• [INSTRUCTIONS TO FOLLOW] Print every entry exactly as written.

Records from a dataset:
⟨

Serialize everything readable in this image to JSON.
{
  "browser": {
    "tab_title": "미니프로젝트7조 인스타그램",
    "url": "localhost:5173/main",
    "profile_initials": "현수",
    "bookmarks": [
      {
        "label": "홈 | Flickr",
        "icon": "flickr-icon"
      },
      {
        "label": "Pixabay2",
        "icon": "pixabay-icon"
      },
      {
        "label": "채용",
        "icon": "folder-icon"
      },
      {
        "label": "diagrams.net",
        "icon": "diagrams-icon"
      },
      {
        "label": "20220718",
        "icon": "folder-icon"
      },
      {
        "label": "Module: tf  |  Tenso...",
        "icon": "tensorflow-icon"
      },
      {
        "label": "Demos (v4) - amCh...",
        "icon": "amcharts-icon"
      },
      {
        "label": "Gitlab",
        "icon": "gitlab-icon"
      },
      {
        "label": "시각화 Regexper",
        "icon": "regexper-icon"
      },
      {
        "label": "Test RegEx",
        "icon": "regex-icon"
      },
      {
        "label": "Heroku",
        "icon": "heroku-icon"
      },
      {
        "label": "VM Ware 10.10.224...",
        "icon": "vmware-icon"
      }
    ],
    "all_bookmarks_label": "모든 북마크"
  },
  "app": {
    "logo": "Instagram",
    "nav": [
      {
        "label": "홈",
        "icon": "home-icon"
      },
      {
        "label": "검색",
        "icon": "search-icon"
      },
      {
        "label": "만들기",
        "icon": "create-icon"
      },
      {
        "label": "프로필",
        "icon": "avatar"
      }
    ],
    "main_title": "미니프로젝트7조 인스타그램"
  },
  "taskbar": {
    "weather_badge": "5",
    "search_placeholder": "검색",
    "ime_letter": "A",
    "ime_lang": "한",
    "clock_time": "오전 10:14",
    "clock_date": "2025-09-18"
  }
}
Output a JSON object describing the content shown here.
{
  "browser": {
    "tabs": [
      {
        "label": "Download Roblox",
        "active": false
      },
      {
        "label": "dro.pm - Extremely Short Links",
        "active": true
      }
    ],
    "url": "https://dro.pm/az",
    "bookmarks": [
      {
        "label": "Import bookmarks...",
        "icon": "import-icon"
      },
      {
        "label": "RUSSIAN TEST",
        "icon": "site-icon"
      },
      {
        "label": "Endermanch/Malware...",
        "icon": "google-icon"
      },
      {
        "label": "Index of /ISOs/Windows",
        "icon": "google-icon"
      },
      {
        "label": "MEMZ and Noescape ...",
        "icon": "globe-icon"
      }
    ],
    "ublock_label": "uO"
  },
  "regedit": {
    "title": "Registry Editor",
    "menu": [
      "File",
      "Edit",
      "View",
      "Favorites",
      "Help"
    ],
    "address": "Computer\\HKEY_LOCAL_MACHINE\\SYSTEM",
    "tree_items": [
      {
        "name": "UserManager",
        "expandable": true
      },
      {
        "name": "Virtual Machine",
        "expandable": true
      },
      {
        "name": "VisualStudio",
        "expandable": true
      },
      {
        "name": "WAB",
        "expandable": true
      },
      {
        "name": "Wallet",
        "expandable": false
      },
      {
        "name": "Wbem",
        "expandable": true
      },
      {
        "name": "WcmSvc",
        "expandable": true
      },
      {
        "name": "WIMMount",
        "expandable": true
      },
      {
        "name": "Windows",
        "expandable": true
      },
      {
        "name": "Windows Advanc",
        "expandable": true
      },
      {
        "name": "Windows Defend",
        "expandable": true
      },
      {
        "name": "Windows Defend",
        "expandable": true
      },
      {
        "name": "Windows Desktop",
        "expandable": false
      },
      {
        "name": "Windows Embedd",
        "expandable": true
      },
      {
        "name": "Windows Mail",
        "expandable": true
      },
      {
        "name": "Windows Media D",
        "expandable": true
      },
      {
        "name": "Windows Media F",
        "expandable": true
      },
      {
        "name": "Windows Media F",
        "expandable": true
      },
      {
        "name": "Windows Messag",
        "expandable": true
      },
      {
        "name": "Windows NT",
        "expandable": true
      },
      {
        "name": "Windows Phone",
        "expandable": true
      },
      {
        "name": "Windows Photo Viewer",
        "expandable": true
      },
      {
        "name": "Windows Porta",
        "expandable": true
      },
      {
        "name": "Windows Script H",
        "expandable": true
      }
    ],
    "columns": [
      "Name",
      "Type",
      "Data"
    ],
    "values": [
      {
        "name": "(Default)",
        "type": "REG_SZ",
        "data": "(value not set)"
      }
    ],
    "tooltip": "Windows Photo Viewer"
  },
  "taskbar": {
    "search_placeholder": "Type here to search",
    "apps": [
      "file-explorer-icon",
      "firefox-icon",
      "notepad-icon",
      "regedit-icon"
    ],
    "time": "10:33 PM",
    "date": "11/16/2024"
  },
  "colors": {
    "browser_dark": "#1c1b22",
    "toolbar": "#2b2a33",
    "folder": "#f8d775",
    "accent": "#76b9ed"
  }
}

⟩

• [EXERCISE OUTPUT]
Serialize everything readable in this image to JSON.
{
  "browser": {
    "tab_title": "미니프로젝트7조 인스타그램",
    "url": "localhost:5173/main",
    "profile_initials": "현수",
    "bookmarks": [
      {
        "label": "홈 | Flickr",
        "icon": "flickr-icon"
      },
      {
        "label": "Pixabay2",
        "icon": "pixabay-icon"
      },
      {
        "label": "채용",
        "icon": "folder-icon"
      },
      {
        "label": "diagrams.net",
        "icon": "diagrams-icon"
      },
      {
        "label": "20220718",
        "icon": "folder-icon"
      },
      {
        "label": "Module: tf  |  Tenso...",
        "icon": "tensorflow-icon"
      },
      {
        "label": "Demos (v4) - amCh...",
        "icon": "amcharts-icon"
      },
      {
        "label": "Gitlab",
        "icon": "gitlab-icon"
      },
      {
        "label": "시각화 Regexper",
        "icon": "regexper-icon"
      },
      {
        "label": "Test RegEx",
        "icon": "regex-icon"
      },
      {
        "label": "Heroku",
        "icon": "heroku-icon"
      },
      {
        "label": "VM Ware 10.10.224...",
        "icon": "vmware-icon"
      }
    ],
    "all_bookmarks_label": "모든 북마크"
  },
  "app": {
    "logo": "Instagram",
    "nav": [
      {
        "label": "홈",
        "icon": "home-icon"
      },
      {
        "label": "검색",
        "icon": "search-icon"
      },
      {
        "label": "만들기",
        "icon": "create-icon"
      },
      {
        "label": "프로필",
        "icon": "avatar"
      }
    ],
    "main_title": "미니프로젝트7조 인스타그램"
  },
  "taskbar": {
    "weather_badge": "5",
    "search_placeholder": "검색",
    "ime_letter": "A",
    "ime_lang": "한",
    "clock_time": "오전 10:14",
    "clock_date": "2025-09-18"
  }
}
Output a JSON object describing the content shown here.
{
  "browser": {
    "tabs": [
      {
        "label": "Download Roblox",
        "active": false
      },
      {
        "label": "dro.pm - Extremely Short Links",
        "active": true
      }
    ],
    "url": "https://dro.pm/az",
    "bookmarks": [
      {
        "label": "Import bookmarks...",
        "icon": "import-icon"
      },
      {
        "label": "RUSSIAN TEST",
        "icon": "site-icon"
      },
      {
        "label": "Endermanch/Malware...",
        "icon": "google-icon"
      },
      {
        "label": "Index of /ISOs/Windows",
        "icon": "google-icon"
      },
      {
        "label": "MEMZ and Noescape ...",
        "icon": "globe-icon"
      }
    ],
    "ublock_label": "uO"
  },
  "regedit": {
    "title": "Registry Editor",
    "menu": [
      "File",
      "Edit",
      "View",
      "Favorites",
      "Help"
    ],
    "address": "Computer\\HKEY_LOCAL_MACHINE\\SYSTEM",
    "tree_items": [
      {
        "name": "UserManager",
        "expandable": true
      },
      {
        "name": "Virtual Machine",
        "expandable": true
      },
      {
        "name": "VisualStudio",
        "expandable": true
      },
      {
        "name": "WAB",
        "expandable": true
      },
      {
        "name": "Wallet",
        "expandable": false
      },
      {
        "name": "Wbem",
        "expandable": true
      },
      {
        "name": "WcmSvc",
        "expandable": true
      },
      {
        "name": "WIMMount",
        "expandable": true
      },
      {
        "name": "Windows",
        "expandable": true
      },
      {
        "name": "Windows Advanc",
        "expandable": true
      },
      {
        "name": "Windows Defend",
        "expandable": true
      },
      {
        "name": "Windows Defend",
        "expandable": true
      },
      {
        "name": "Windows Desktop",
        "expandable": false
      },
      {
        "name": "Windows Embedd",
        "expandable": true
      },
      {
        "name": "Windows Mail",
        "expandable": true
      },
      {
        "name": "Windows Media D",
        "expandable": true
      },
      {
        "name": "Windows Media F",
        "expandable": true
      },
      {
        "name": "Windows Media F",
        "expandable": true
      },
      {
        "name": "Windows Messag",
        "expandable": true
      },
      {
        "name": "Windows NT",
        "expandable": true
      },
      {
        "name": "Windows Phone",
        "expandable": true
      },
      {
        "name": "Windows Photo Viewer",
        "expandable": true
      },
      {
        "name": "Windows Porta",
        "expandable": true
      },
      {
        "name": "Windows Script H",
        "expandable": true
      }
    ],
    "columns": [
      "Name",
      "Type",
      "Data"
    ],
    "values": [
      {
        "name": "(Default)",
        "type": "REG_SZ",
        "data": "(value not set)"
      }
    ],
    "tooltip": "Windows Photo Viewer"
  },
  "taskbar": {
    "search_placeholder": "Type here to search",
    "apps": [
      "file-explorer-icon",
      "firefox-icon",
      "notepad-icon",
      "regedit-icon"
    ],
    "time": "10:33 PM",
    "date": "11/16/2024"
  },
  "colors": {
    "browser_dark": "#1c1b22",
    "toolbar": "#2b2a33",
    "folder": "#f8d775",
    "accent": "#76b9ed"
  }
}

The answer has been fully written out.